- [Task goal]
Without including any images, repeat the data exactly.

++++ Data to process ++++

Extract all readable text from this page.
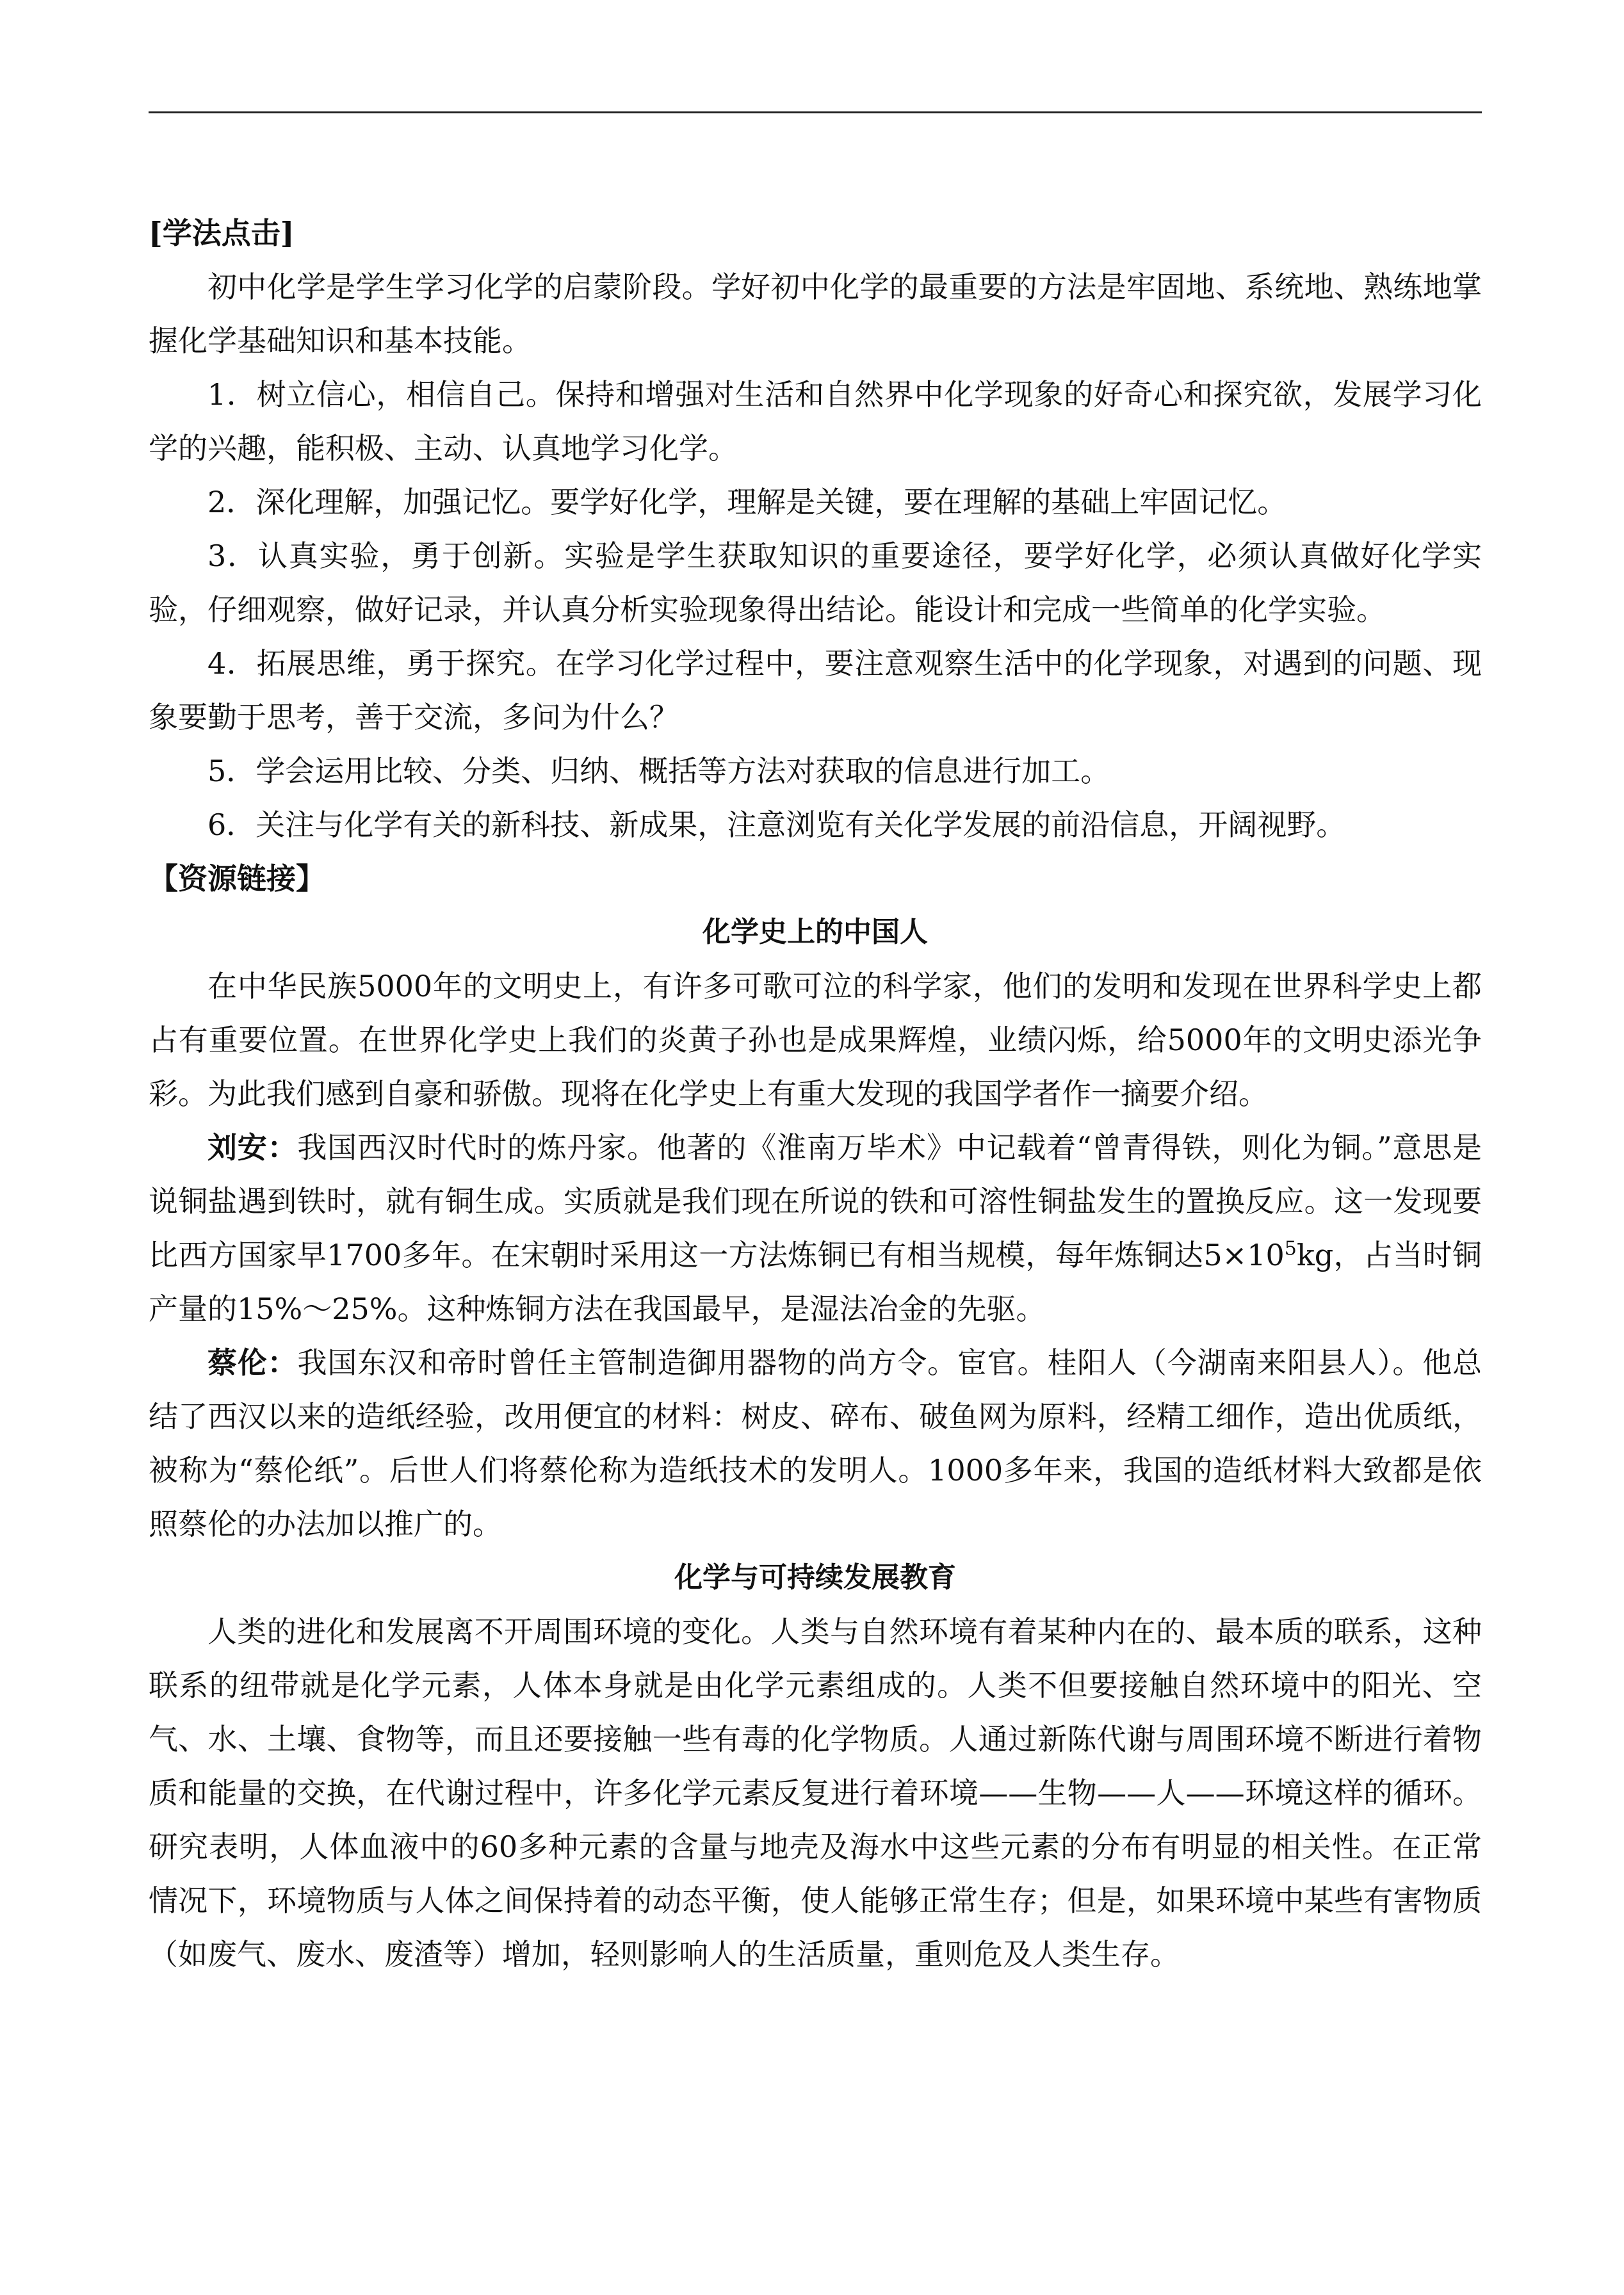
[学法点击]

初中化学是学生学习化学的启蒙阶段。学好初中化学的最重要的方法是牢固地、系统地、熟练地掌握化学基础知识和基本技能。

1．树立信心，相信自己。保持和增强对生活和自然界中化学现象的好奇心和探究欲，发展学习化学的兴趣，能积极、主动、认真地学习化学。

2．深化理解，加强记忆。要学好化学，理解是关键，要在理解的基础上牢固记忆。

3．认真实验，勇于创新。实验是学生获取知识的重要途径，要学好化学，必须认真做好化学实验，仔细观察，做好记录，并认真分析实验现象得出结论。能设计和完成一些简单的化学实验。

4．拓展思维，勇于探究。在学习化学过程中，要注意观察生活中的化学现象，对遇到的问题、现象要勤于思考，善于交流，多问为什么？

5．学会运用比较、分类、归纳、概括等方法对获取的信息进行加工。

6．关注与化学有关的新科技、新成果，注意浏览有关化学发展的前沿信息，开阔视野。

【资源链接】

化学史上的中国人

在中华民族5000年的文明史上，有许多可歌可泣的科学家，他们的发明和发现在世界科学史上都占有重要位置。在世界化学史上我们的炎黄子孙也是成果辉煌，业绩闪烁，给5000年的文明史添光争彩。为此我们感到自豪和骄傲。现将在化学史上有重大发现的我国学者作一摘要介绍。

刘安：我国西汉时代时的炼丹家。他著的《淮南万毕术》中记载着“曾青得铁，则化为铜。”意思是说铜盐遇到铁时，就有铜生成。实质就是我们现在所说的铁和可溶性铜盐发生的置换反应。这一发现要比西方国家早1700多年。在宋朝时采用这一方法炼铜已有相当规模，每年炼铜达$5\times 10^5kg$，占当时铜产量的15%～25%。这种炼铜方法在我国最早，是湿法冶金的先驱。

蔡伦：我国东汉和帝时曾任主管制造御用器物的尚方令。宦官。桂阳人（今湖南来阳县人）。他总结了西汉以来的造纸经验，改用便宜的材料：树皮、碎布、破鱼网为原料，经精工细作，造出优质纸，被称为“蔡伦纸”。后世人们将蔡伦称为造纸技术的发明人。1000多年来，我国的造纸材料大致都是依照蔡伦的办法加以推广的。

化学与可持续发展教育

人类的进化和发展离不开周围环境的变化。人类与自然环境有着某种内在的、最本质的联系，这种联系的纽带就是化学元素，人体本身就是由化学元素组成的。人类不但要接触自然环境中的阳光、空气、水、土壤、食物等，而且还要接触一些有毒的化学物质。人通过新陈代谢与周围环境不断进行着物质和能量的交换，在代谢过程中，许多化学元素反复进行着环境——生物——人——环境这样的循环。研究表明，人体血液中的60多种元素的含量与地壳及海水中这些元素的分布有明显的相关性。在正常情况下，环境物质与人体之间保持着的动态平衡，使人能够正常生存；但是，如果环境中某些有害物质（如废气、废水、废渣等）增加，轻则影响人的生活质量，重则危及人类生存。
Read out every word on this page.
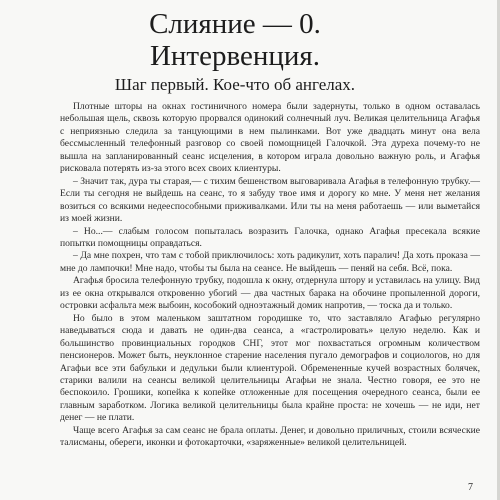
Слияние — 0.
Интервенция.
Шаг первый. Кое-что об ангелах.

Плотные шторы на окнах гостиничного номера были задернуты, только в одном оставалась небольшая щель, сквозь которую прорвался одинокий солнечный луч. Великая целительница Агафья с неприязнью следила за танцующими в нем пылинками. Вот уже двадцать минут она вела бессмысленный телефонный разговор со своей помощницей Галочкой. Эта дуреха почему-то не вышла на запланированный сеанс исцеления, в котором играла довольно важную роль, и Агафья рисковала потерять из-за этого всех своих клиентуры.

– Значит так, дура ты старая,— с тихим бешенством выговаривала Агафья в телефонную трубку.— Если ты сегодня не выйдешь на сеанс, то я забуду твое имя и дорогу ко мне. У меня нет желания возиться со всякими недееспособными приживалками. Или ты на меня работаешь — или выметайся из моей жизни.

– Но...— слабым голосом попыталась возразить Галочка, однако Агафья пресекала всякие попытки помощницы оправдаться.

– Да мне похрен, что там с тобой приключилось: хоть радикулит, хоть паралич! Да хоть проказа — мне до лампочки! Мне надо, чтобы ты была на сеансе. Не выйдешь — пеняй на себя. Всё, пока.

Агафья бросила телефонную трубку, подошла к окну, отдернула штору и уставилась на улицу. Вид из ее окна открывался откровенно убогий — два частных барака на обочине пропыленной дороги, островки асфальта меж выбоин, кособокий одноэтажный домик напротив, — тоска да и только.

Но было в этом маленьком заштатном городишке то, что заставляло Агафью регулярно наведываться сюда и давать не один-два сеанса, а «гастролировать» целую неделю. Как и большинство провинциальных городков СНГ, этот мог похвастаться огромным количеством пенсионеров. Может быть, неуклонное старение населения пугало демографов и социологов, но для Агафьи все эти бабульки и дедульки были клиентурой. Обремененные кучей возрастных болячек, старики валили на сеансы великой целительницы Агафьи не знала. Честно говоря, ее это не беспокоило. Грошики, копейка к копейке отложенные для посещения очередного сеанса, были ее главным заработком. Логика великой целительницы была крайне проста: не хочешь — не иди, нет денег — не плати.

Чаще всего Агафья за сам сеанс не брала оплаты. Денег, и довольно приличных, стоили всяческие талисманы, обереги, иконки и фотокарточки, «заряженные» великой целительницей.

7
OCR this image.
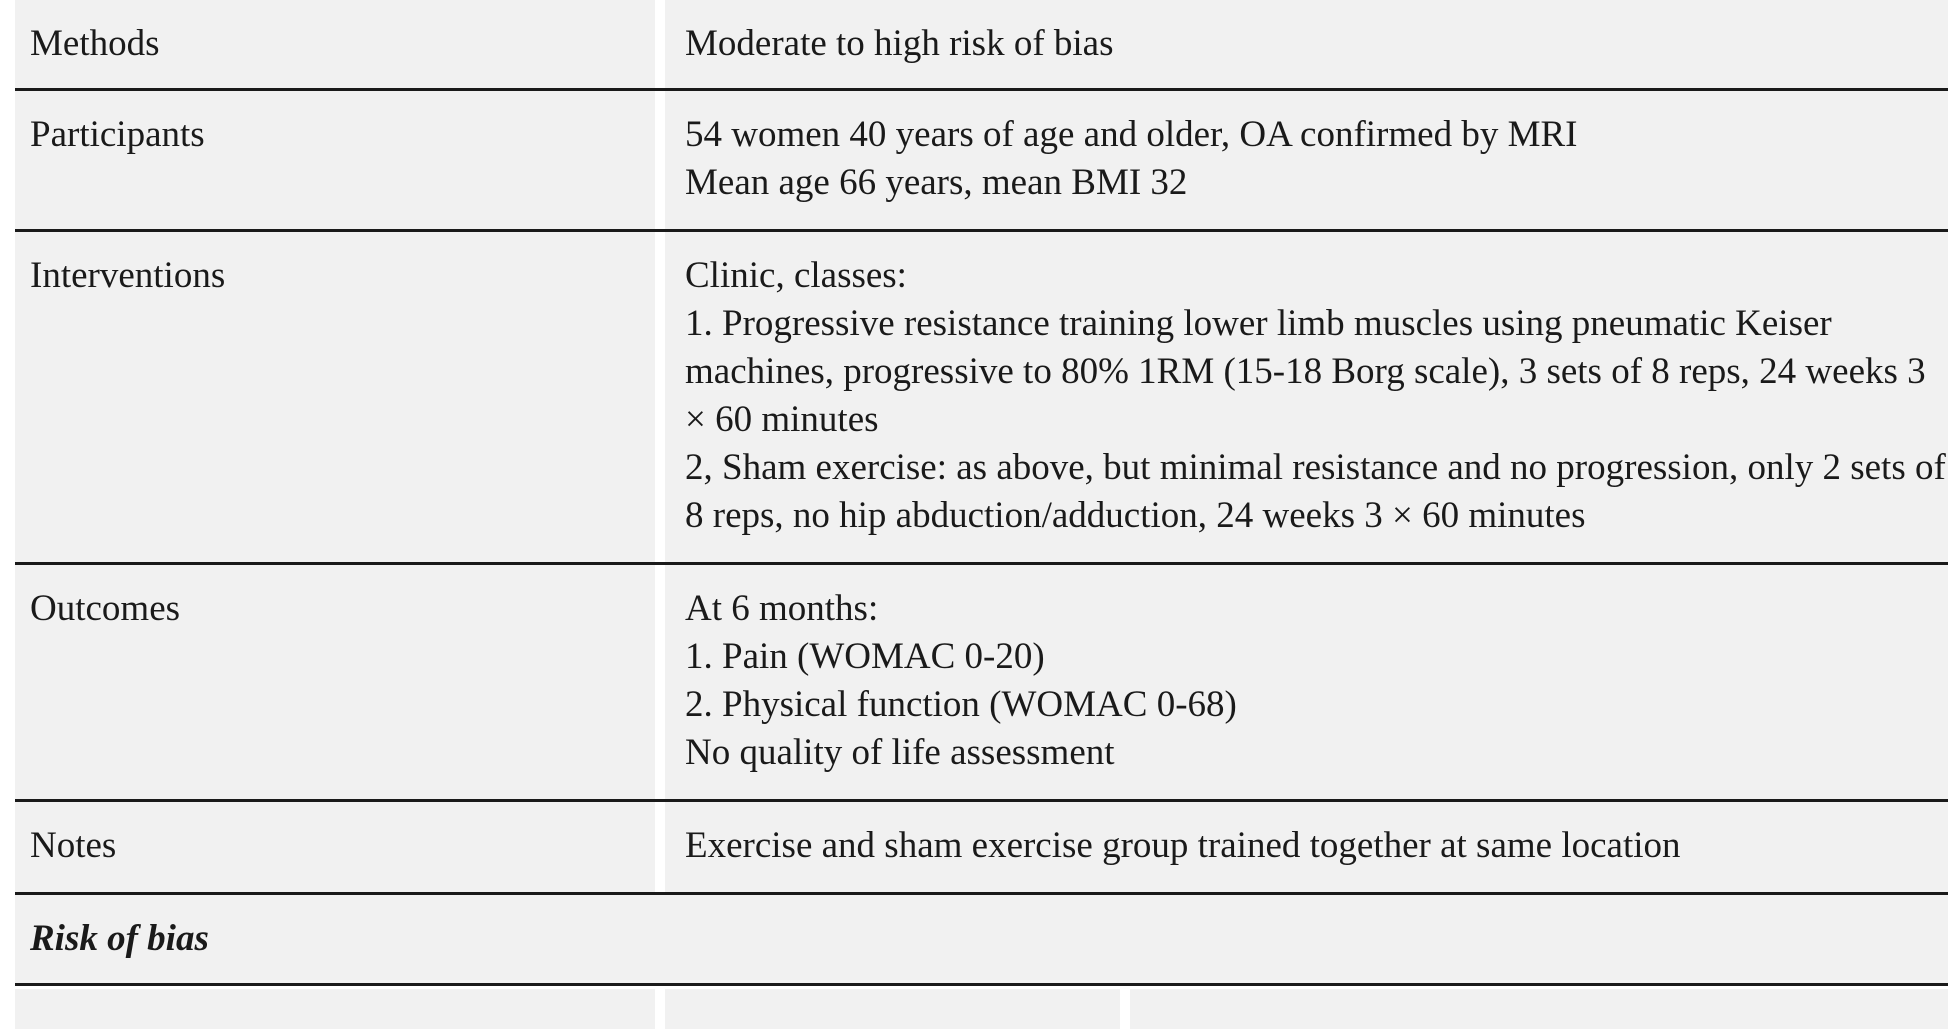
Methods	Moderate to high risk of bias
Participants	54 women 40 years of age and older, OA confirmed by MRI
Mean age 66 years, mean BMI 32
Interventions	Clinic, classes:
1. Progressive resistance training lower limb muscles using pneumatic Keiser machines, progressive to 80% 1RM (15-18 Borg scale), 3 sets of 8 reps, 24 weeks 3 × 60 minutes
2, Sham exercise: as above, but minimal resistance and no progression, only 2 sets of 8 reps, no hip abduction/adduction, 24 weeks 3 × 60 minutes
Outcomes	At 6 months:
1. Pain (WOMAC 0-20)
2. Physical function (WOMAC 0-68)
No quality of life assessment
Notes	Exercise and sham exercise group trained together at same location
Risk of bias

++++

- [Output]
Extract all readable text from this page.
[学法点击]

初中化学是学生学习化学的启蒙阶段。学好初中化学的最重要的方法是牢固地、系统地、熟练地掌握化学基础知识和基本技能。

1．树立信心，相信自己。保持和增强对生活和自然界中化学现象的好奇心和探究欲，发展学习化学的兴趣，能积极、主动、认真地学习化学。

2．深化理解，加强记忆。要学好化学，理解是关键，要在理解的基础上牢固记忆。

3．认真实验，勇于创新。实验是学生获取知识的重要途径，要学好化学，必须认真做好化学实验，仔细观察，做好记录，并认真分析实验现象得出结论。能设计和完成一些简单的化学实验。

4．拓展思维，勇于探究。在学习化学过程中，要注意观察生活中的化学现象，对遇到的问题、现象要勤于思考，善于交流，多问为什么？

5．学会运用比较、分类、归纳、概括等方法对获取的信息进行加工。

6．关注与化学有关的新科技、新成果，注意浏览有关化学发展的前沿信息，开阔视野。

【资源链接】

化学史上的中国人

在中华民族5000年的文明史上，有许多可歌可泣的科学家，他们的发明和发现在世界科学史上都占有重要位置。在世界化学史上我们的炎黄子孙也是成果辉煌，业绩闪烁，给5000年的文明史添光争彩。为此我们感到自豪和骄傲。现将在化学史上有重大发现的我国学者作一摘要介绍。

刘安：我国西汉时代时的炼丹家。他著的《淮南万毕术》中记载着“曾青得铁，则化为铜。”意思是说铜盐遇到铁时，就有铜生成。实质就是我们现在所说的铁和可溶性铜盐发生的置换反应。这一发现要比西方国家早1700多年。在宋朝时采用这一方法炼铜已有相当规模，每年炼铜达$5\times 10^5kg$，占当时铜产量的15%～25%。这种炼铜方法在我国最早，是湿法冶金的先驱。

蔡伦：我国东汉和帝时曾任主管制造御用器物的尚方令。宦官。桂阳人（今湖南来阳县人）。他总结了西汉以来的造纸经验，改用便宜的材料：树皮、碎布、破鱼网为原料，经精工细作，造出优质纸，被称为“蔡伦纸”。后世人们将蔡伦称为造纸技术的发明人。1000多年来，我国的造纸材料大致都是依照蔡伦的办法加以推广的。

化学与可持续发展教育

人类的进化和发展离不开周围环境的变化。人类与自然环境有着某种内在的、最本质的联系，这种联系的纽带就是化学元素，人体本身就是由化学元素组成的。人类不但要接触自然环境中的阳光、空气、水、土壤、食物等，而且还要接触一些有毒的化学物质。人通过新陈代谢与周围环境不断进行着物质和能量的交换，在代谢过程中，许多化学元素反复进行着环境——生物——人——环境这样的循环。研究表明，人体血液中的60多种元素的含量与地壳及海水中这些元素的分布有明显的相关性。在正常情况下，环境物质与人体之间保持着的动态平衡，使人能够正常生存；但是，如果环境中某些有害物质（如废气、废水、废渣等）增加，轻则影响人的生活质量，重则危及人类生存。
Read out every word on this page.
Слияние — 0.
Интервенция.
Шаг первый. Кое-что об ангелах.

Плотные шторы на окнах гостиничного номера были задернуты, только в одном оставалась небольшая щель, сквозь которую прорвался одинокий солнечный луч. Великая целительница Агафья с неприязнью следила за танцующими в нем пылинками. Вот уже двадцать минут она вела бессмысленный телефонный разговор со своей помощницей Галочкой. Эта дуреха почему-то не вышла на запланированный сеанс исцеления, в котором играла довольно важную роль, и Агафья рисковала потерять из-за этого всех своих клиентуры.

– Значит так, дура ты старая,— с тихим бешенством выговаривала Агафья в телефонную трубку.— Если ты сегодня не выйдешь на сеанс, то я забуду твое имя и дорогу ко мне. У меня нет желания возиться со всякими недееспособными приживалками. Или ты на меня работаешь — или выметайся из моей жизни.

– Но...— слабым голосом попыталась возразить Галочка, однако Агафья пресекала всякие попытки помощницы оправдаться.

– Да мне похрен, что там с тобой приключилось: хоть радикулит, хоть паралич! Да хоть проказа — мне до лампочки! Мне надо, чтобы ты была на сеансе. Не выйдешь — пеняй на себя. Всё, пока.

Агафья бросила телефонную трубку, подошла к окну, отдернула штору и уставилась на улицу. Вид из ее окна открывался откровенно убогий — два частных барака на обочине пропыленной дороги, островки асфальта меж выбоин, кособокий одноэтажный домик напротив, — тоска да и только.

Но было в этом маленьком заштатном городишке то, что заставляло Агафью регулярно наведываться сюда и давать не один-два сеанса, а «гастролировать» целую неделю. Как и большинство провинциальных городков СНГ, этот мог похвастаться огромным количеством пенсионеров. Может быть, неуклонное старение населения пугало демографов и социологов, но для Агафьи все эти бабульки и дедульки были клиентурой. Обремененные кучей возрастных болячек, старики валили на сеансы великой целительницы Агафьи не знала. Честно говоря, ее это не беспокоило. Грошики, копейка к копейке отложенные для посещения очередного сеанса, были ее главным заработком. Логика великой целительницы была крайне проста: не хочешь — не иди, нет денег — не плати.

Чаще всего Агафья за сам сеанс не брала оплаты. Денег, и довольно приличных, стоили всяческие талисманы, обереги, иконки и фотокарточки, «заряженные» великой целительницей.

7
OCR this image.
Methods	Moderate to high risk of bias
Participants	54 women 40 years of age and older, OA confirmed by MRI
Mean age 66 years, mean BMI 32
Interventions	Clinic, classes:
1. Progressive resistance training lower limb muscles using pneumatic Keiser machines, progressive to 80% 1RM (15-18 Borg scale), 3 sets of 8 reps, 24 weeks 3 × 60 minutes
2, Sham exercise: as above, but minimal resistance and no progression, only 2 sets of 8 reps, no hip abduction/adduction, 24 weeks 3 × 60 minutes
Outcomes	At 6 months:
1. Pain (WOMAC 0-20)
2. Physical function (WOMAC 0-68)
No quality of life assessment
Notes	Exercise and sham exercise group trained together at same location
Risk of bias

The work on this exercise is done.